- [GIVEN INSTRUCTION] Please gather every line below that contains the string "annotation". Case counts.

[Stored data entries]
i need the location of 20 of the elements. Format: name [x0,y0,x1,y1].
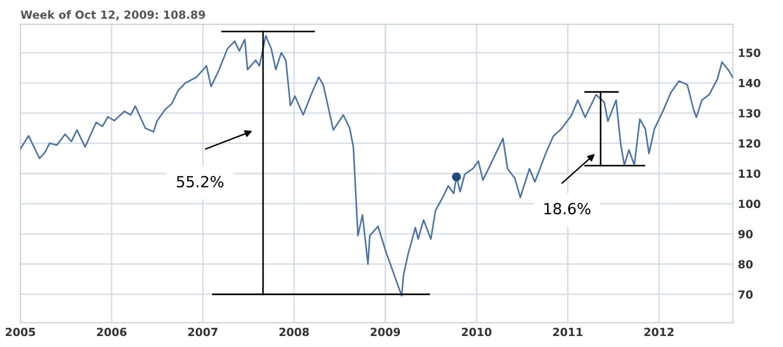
y-tick-label: 110 [739,169,760,178]
y-tick-label: 120 [739,139,760,148]
x-tick-label: 2009 [370,328,400,336]
x-tick-label: 2010 [462,328,492,336]
y-tick-label: 100 [739,200,760,208]
x-tick-label: 2008 [279,328,309,336]
annotation: 18.6% [544,202,590,214]
y-tick-label: 80 [738,260,753,268]
x-tick-label: 2006 [97,328,126,336]
x-tick-label: 2005 [6,328,36,336]
y-tick-label: 140 [739,78,760,88]
x-tick-label: 2011 [553,328,582,336]
x-tick-label: 2007 [188,328,218,336]
y-tick-label: 90 [738,230,753,238]
x-tick-label: 2012 [644,328,674,336]
y-tick-label: 130 [739,109,760,118]
chart-title: Week of Oct 12, 2009: 108.89 [20,10,206,20]
annotation: 55.2% [176,176,224,188]
y-tick-label: 70 [738,290,753,299]
y-tick-label: 150 [739,48,760,58]
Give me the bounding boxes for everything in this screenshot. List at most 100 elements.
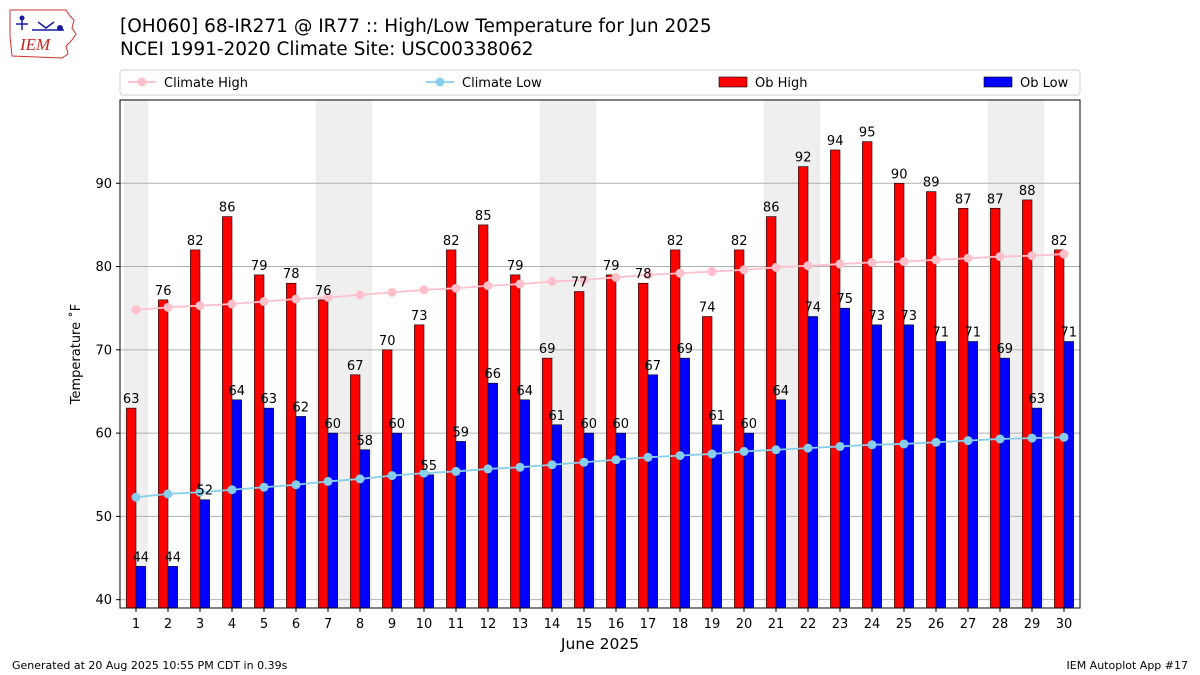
y-tick-label: 50 <box>95 510 112 525</box>
x-axis-label: June 2025 <box>560 635 639 653</box>
ob-low-value-label: 52 <box>197 484 214 499</box>
ob-low-bar <box>359 449 370 609</box>
ob-high-value-label: 76 <box>315 284 332 299</box>
climate-low-point <box>803 443 813 453</box>
ob-low-bar <box>487 382 498 609</box>
ob-high-bar <box>766 216 777 609</box>
ob-low-value-label: 67 <box>645 359 662 374</box>
ob-low-bar <box>455 441 466 609</box>
legend-climate-low-label: Climate Low <box>462 76 542 91</box>
climate-low-point <box>515 462 525 472</box>
ob-low-value-label: 63 <box>261 392 278 407</box>
climate-high-point <box>963 253 973 263</box>
climate-low-point <box>451 466 461 476</box>
y-tick-label: 60 <box>95 427 112 442</box>
ob-high-bar <box>926 191 937 609</box>
ob-high-bar <box>510 274 521 609</box>
ob-low-bar <box>263 407 274 609</box>
legend-box <box>119 69 1081 96</box>
ob-high-value-label: 94 <box>827 134 844 149</box>
climate-low-point <box>867 440 877 450</box>
ob-high-value-label: 95 <box>859 126 876 141</box>
climate-high-point <box>803 261 813 271</box>
climate-low-line <box>135 436 1065 499</box>
climate-high-point <box>1059 249 1069 259</box>
climate-low-point <box>643 452 653 462</box>
footer-app: IEM Autoplot App #17 <box>1066 659 1189 672</box>
ob-low-bar <box>807 316 818 609</box>
ob-low-bar <box>519 399 530 609</box>
ob-high-bar <box>798 166 809 609</box>
ob-low-value-label: 60 <box>581 417 598 432</box>
climate-low-point <box>387 471 397 481</box>
ob-low-bar <box>135 566 146 609</box>
x-tick-label: 16 <box>608 617 625 632</box>
climate-high-line <box>135 253 1065 311</box>
ob-high-value-label: 90 <box>891 167 908 182</box>
climate-high-point <box>195 301 205 311</box>
ob-high-value-label: 77 <box>571 276 588 291</box>
ob-low-value-label: 69 <box>677 342 694 357</box>
ob-low-bar <box>743 432 754 609</box>
ob-high-bar <box>318 299 329 609</box>
ob-high-bar <box>958 207 969 609</box>
y-axis-label: Temperature ˚F <box>68 304 84 405</box>
legend: Climate High Climate Low Ob High Ob Low <box>119 69 1081 96</box>
ob-high-value-label: 82 <box>187 234 204 249</box>
plot-frame <box>119 99 1081 609</box>
ob-high-value-label: 70 <box>379 334 396 349</box>
x-tick-label: 30 <box>1056 617 1073 632</box>
y-tick-label: 90 <box>95 177 112 192</box>
x-tick-label: 19 <box>704 617 721 632</box>
x-tick-label: 24 <box>864 617 881 632</box>
ob-high-value-label: 82 <box>1051 234 1068 249</box>
x-tick-label: 12 <box>480 617 497 632</box>
ob-high-bar <box>574 291 585 609</box>
x-tick-label: 23 <box>832 617 849 632</box>
ob-low-bar <box>199 499 210 609</box>
x-tick-label: 1 <box>132 617 140 632</box>
ob-high-value-label: 63 <box>123 392 140 407</box>
x-tick-label: 21 <box>768 617 785 632</box>
ob-high-bar <box>126 407 137 609</box>
climate-low-point <box>1027 433 1037 443</box>
climate-high-point <box>355 290 365 300</box>
ob-low-value-label: 71 <box>933 326 950 341</box>
ob-high-bar <box>254 274 265 609</box>
climate-high-point <box>323 292 333 302</box>
ob-low-bar <box>327 432 338 609</box>
ob-high-bar <box>638 282 649 609</box>
iem-logo-text: IEM <box>19 35 51 54</box>
ob-low-value-label: 71 <box>965 326 982 341</box>
climate-low-point <box>291 480 301 490</box>
ob-low-value-label: 61 <box>709 409 726 424</box>
x-tick-label: 7 <box>324 617 332 632</box>
ob-low-bar <box>903 324 914 609</box>
climate-low-point <box>419 468 429 478</box>
x-tick-label: 25 <box>896 617 913 632</box>
x-tick-label: 2 <box>164 617 172 632</box>
x-tick-label: 20 <box>736 617 753 632</box>
ob-low-value-label: 60 <box>325 417 342 432</box>
ob-high-value-label: 82 <box>731 234 748 249</box>
ob-high-value-label: 79 <box>507 259 524 274</box>
climate-low-point <box>707 449 717 459</box>
ob-high-value-label: 85 <box>475 209 492 224</box>
legend-climate-low-marker <box>435 77 445 87</box>
climate-high-point <box>163 302 173 312</box>
climate-high-point <box>1027 251 1037 261</box>
ob-low-value-label: 64 <box>517 384 534 399</box>
ob-low-value-label: 63 <box>1029 392 1046 407</box>
climate-low-point <box>579 457 589 467</box>
ob-high-value-label: 86 <box>219 201 236 216</box>
ob-low-value-label: 59 <box>453 425 470 440</box>
climate-low-point <box>163 489 173 499</box>
climate-high-point <box>227 299 237 309</box>
ob-high-value-label: 78 <box>283 267 300 282</box>
ob-low-bar <box>231 399 242 609</box>
ob-low-value-label: 69 <box>997 342 1014 357</box>
climate-low-point <box>323 476 333 486</box>
climate-high-point <box>835 259 845 269</box>
climate-low-point <box>675 451 685 461</box>
ob-low-value-label: 60 <box>613 417 630 432</box>
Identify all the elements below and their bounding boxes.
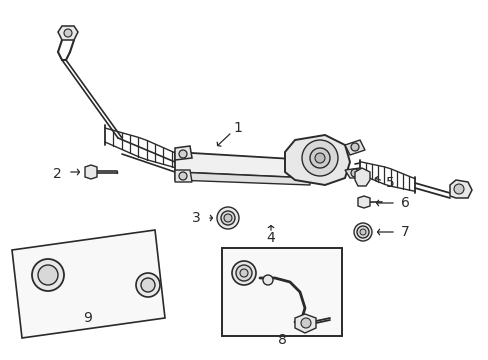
Circle shape [221,211,235,225]
Circle shape [240,269,247,277]
Polygon shape [12,230,164,338]
Polygon shape [449,180,471,198]
Polygon shape [175,152,309,178]
Text: 7: 7 [400,225,408,239]
Text: 4: 4 [266,231,275,245]
Circle shape [32,259,64,291]
Circle shape [217,207,239,229]
Text: 8: 8 [277,333,286,347]
Text: 9: 9 [83,311,92,325]
Polygon shape [175,146,192,160]
Circle shape [453,184,463,194]
Circle shape [309,148,329,168]
Polygon shape [58,26,78,40]
Polygon shape [85,165,97,179]
Polygon shape [354,168,369,186]
Circle shape [263,275,272,285]
Circle shape [224,214,231,222]
Circle shape [236,265,251,281]
Polygon shape [345,140,364,155]
Polygon shape [175,170,192,182]
Circle shape [136,273,160,297]
Circle shape [38,265,58,285]
Polygon shape [175,172,309,185]
Circle shape [141,278,155,292]
Circle shape [350,169,358,177]
Polygon shape [357,196,369,208]
Circle shape [359,229,365,235]
Text: 2: 2 [53,167,61,181]
Text: 6: 6 [400,196,408,210]
Text: 1: 1 [233,121,242,135]
Polygon shape [345,168,364,178]
Text: 5: 5 [385,176,393,190]
Circle shape [302,140,337,176]
Circle shape [314,153,325,163]
Circle shape [179,150,186,158]
Polygon shape [285,135,349,185]
Circle shape [301,318,310,328]
Circle shape [64,29,72,37]
Circle shape [350,143,358,151]
Circle shape [231,261,256,285]
Circle shape [353,223,371,241]
Circle shape [179,172,186,180]
Bar [222,248,341,336]
Polygon shape [294,314,315,333]
Text: 3: 3 [191,211,200,225]
Circle shape [356,226,368,238]
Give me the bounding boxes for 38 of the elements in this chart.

- [RESPONSE TO THIS EXERCISE]
annotation: 18.6% [544,202,590,214]
annotation: 55.2% [176,176,224,188]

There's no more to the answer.